Extracted data.
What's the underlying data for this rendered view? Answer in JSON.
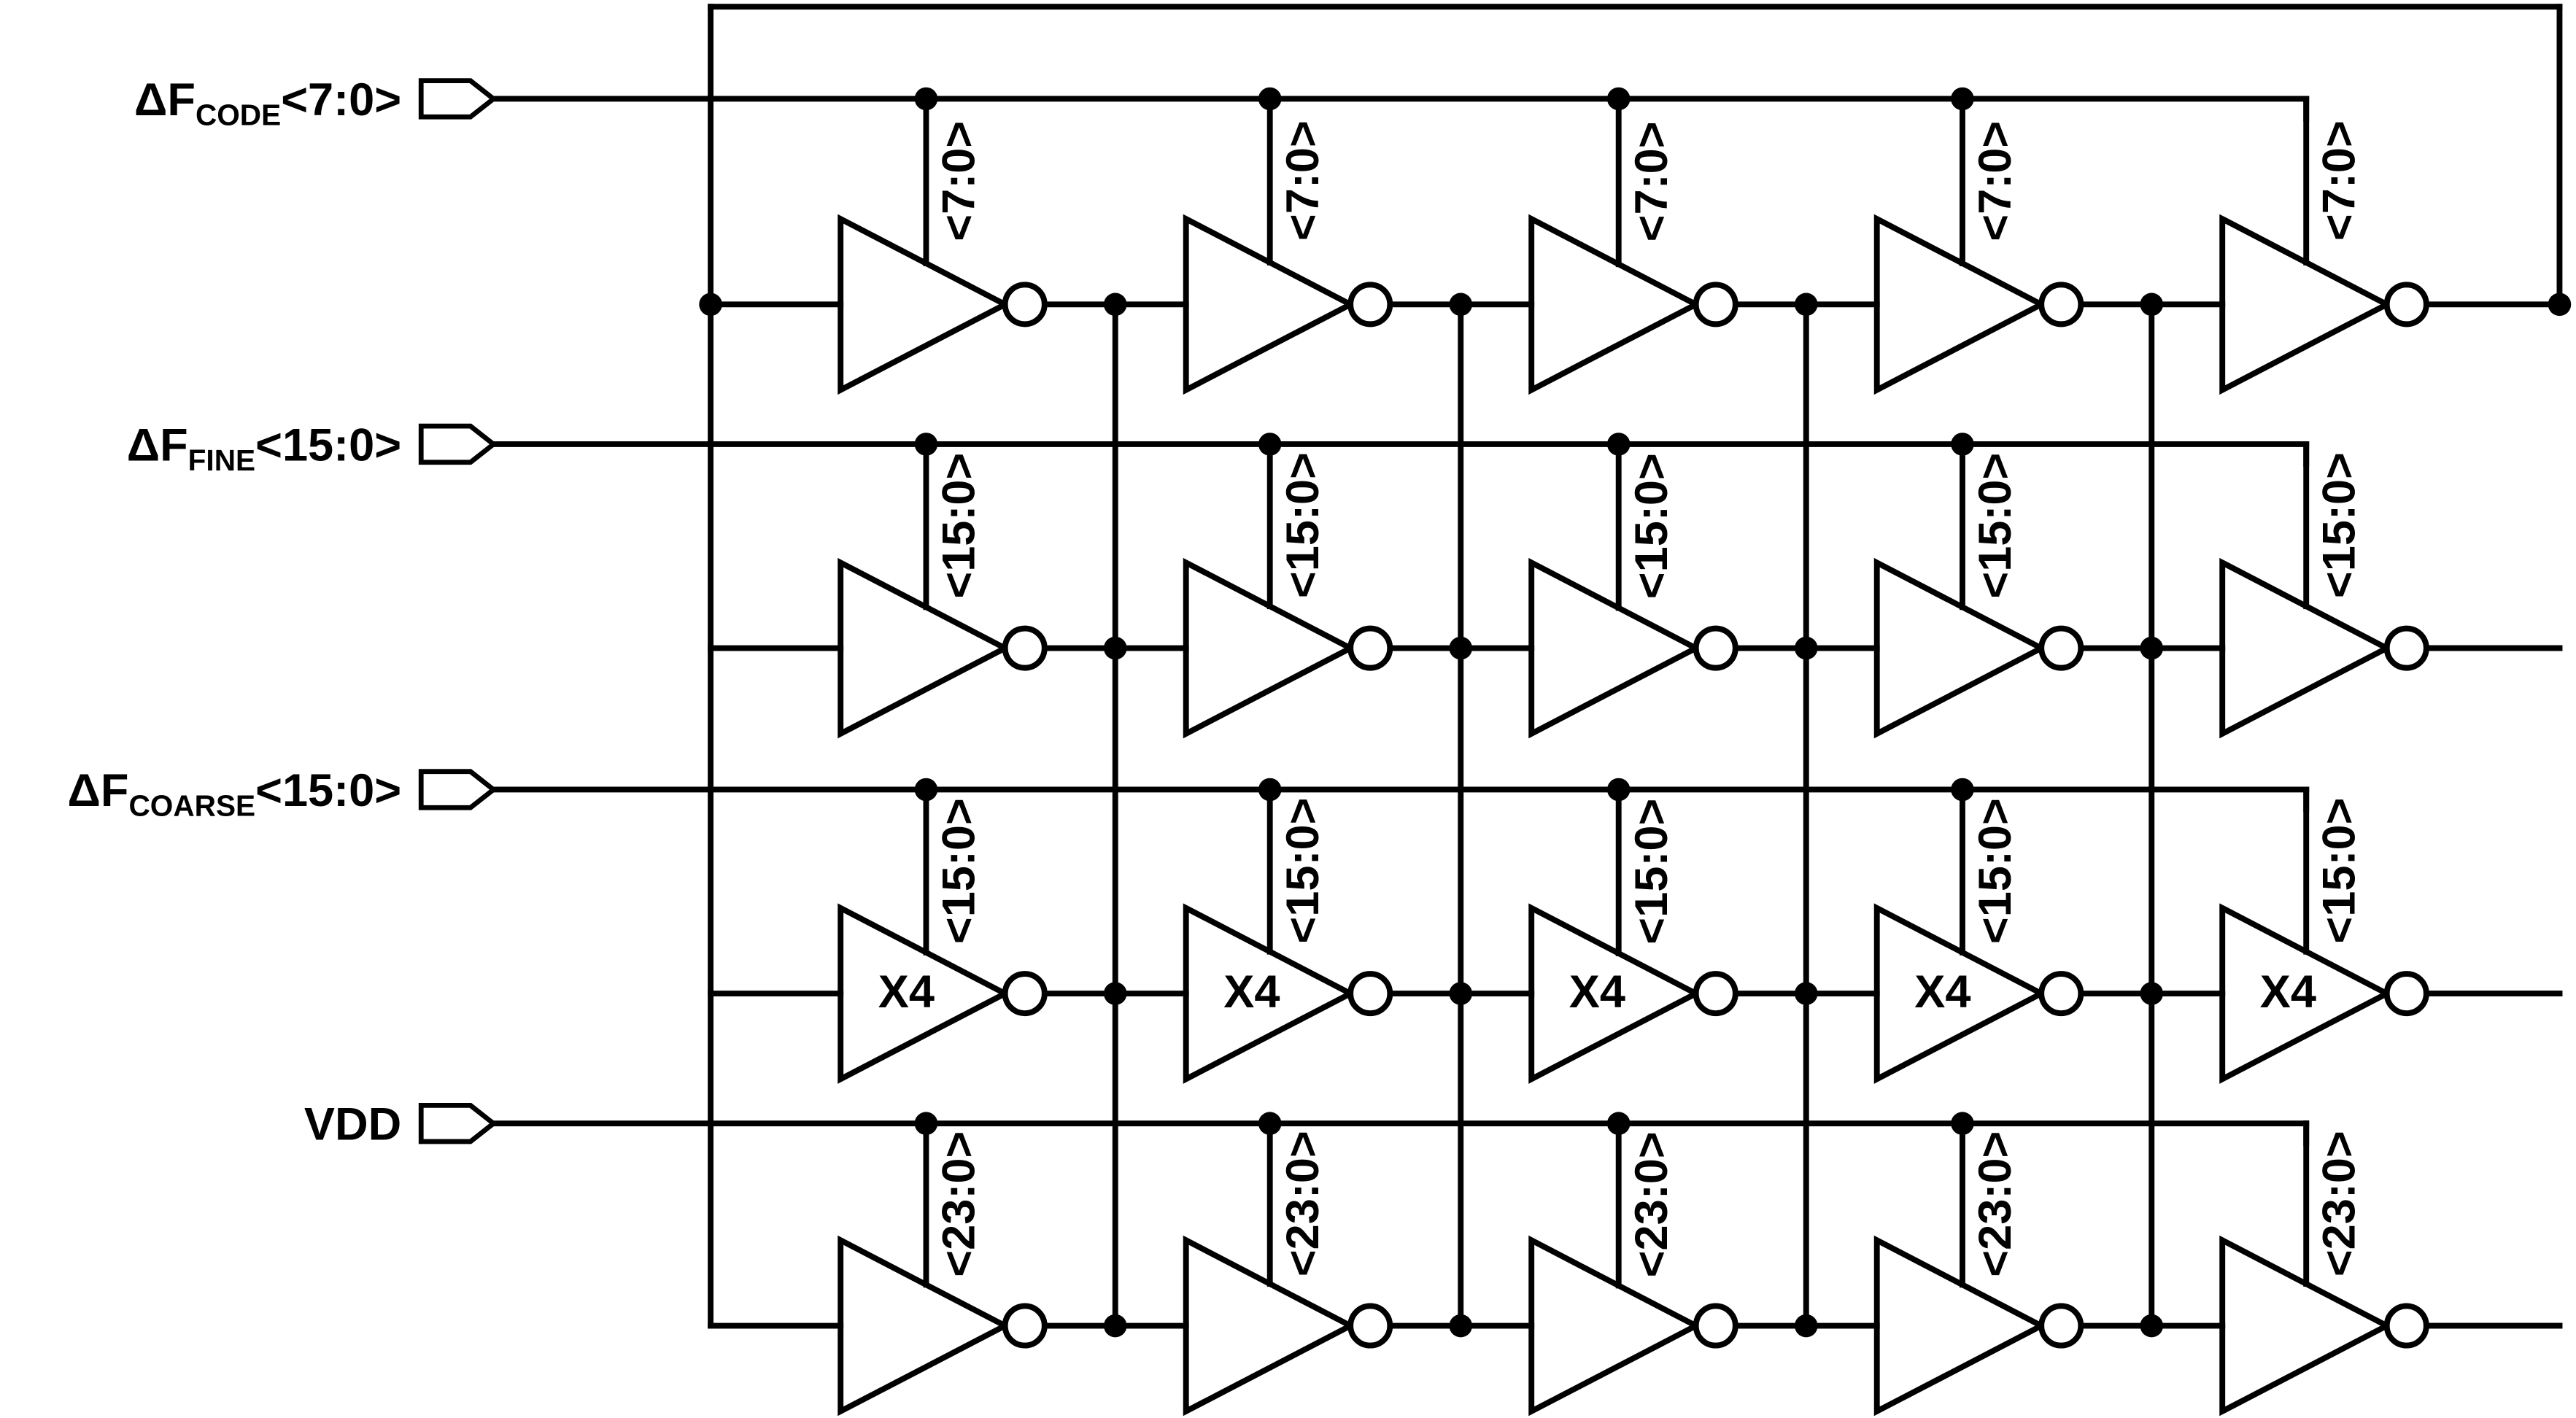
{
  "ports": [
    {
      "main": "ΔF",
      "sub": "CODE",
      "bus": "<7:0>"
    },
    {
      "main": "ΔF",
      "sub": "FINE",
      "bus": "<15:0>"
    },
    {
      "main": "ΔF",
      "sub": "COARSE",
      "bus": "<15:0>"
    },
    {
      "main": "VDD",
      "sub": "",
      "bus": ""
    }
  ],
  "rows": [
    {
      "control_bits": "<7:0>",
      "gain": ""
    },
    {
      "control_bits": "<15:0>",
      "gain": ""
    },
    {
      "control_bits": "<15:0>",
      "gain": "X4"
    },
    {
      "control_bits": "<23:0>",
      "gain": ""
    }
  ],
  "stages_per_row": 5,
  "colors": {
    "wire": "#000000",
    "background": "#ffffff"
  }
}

To be done. Without the pictures, restate all the entries above exactly.

Result.
What's the underlying data for this rendered view? Answer in JSON.
{
  "ports": [
    {
      "main": "ΔF",
      "sub": "CODE",
      "bus": "<7:0>"
    },
    {
      "main": "ΔF",
      "sub": "FINE",
      "bus": "<15:0>"
    },
    {
      "main": "ΔF",
      "sub": "COARSE",
      "bus": "<15:0>"
    },
    {
      "main": "VDD",
      "sub": "",
      "bus": ""
    }
  ],
  "rows": [
    {
      "control_bits": "<7:0>",
      "gain": ""
    },
    {
      "control_bits": "<15:0>",
      "gain": ""
    },
    {
      "control_bits": "<15:0>",
      "gain": "X4"
    },
    {
      "control_bits": "<23:0>",
      "gain": ""
    }
  ],
  "stages_per_row": 5,
  "colors": {
    "wire": "#000000",
    "background": "#ffffff"
  }
}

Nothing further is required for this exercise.